REQUIREMENT: Below are some records; retype all of them exactly.

Saved data entries:
-- Begin --

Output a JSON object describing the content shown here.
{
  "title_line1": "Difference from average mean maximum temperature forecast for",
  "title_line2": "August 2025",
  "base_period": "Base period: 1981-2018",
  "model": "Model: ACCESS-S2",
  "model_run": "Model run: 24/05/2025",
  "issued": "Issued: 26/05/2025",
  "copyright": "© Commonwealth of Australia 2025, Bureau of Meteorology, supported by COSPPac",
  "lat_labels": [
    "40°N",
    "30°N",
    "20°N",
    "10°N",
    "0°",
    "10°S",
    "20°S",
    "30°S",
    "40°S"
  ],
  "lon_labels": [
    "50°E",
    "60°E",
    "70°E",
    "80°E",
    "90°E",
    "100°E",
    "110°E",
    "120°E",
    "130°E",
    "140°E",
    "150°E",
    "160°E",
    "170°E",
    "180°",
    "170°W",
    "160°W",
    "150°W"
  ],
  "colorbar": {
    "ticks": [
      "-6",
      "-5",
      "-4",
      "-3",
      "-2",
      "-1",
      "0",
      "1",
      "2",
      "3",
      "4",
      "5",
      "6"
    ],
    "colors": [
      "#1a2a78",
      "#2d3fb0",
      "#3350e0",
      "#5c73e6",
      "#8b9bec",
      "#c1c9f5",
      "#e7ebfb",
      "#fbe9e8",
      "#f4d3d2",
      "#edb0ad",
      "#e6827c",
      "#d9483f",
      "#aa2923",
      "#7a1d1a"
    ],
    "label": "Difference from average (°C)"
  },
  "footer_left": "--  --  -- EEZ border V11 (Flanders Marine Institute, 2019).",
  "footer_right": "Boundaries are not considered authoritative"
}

-- End --

EXPECTED OUTPUT:
Output a JSON object describing the content shown here.
{
  "title_line1": "Difference from average mean maximum temperature forecast for",
  "title_line2": "August 2025",
  "base_period": "Base period: 1981-2018",
  "model": "Model: ACCESS-S2",
  "model_run": "Model run: 24/05/2025",
  "issued": "Issued: 26/05/2025",
  "copyright": "© Commonwealth of Australia 2025, Bureau of Meteorology, supported by COSPPac",
  "lat_labels": [
    "40°N",
    "30°N",
    "20°N",
    "10°N",
    "0°",
    "10°S",
    "20°S",
    "30°S",
    "40°S"
  ],
  "lon_labels": [
    "50°E",
    "60°E",
    "70°E",
    "80°E",
    "90°E",
    "100°E",
    "110°E",
    "120°E",
    "130°E",
    "140°E",
    "150°E",
    "160°E",
    "170°E",
    "180°",
    "170°W",
    "160°W",
    "150°W"
  ],
  "colorbar": {
    "ticks": [
      "-6",
      "-5",
      "-4",
      "-3",
      "-2",
      "-1",
      "0",
      "1",
      "2",
      "3",
      "4",
      "5",
      "6"
    ],
    "colors": [
      "#1a2a78",
      "#2d3fb0",
      "#3350e0",
      "#5c73e6",
      "#8b9bec",
      "#c1c9f5",
      "#e7ebfb",
      "#fbe9e8",
      "#f4d3d2",
      "#edb0ad",
      "#e6827c",
      "#d9483f",
      "#aa2923",
      "#7a1d1a"
    ],
    "label": "Difference from average (°C)"
  },
  "footer_left": "--  --  -- EEZ border V11 (Flanders Marine Institute, 2019).",
  "footer_right": "Boundaries are not considered authoritative"
}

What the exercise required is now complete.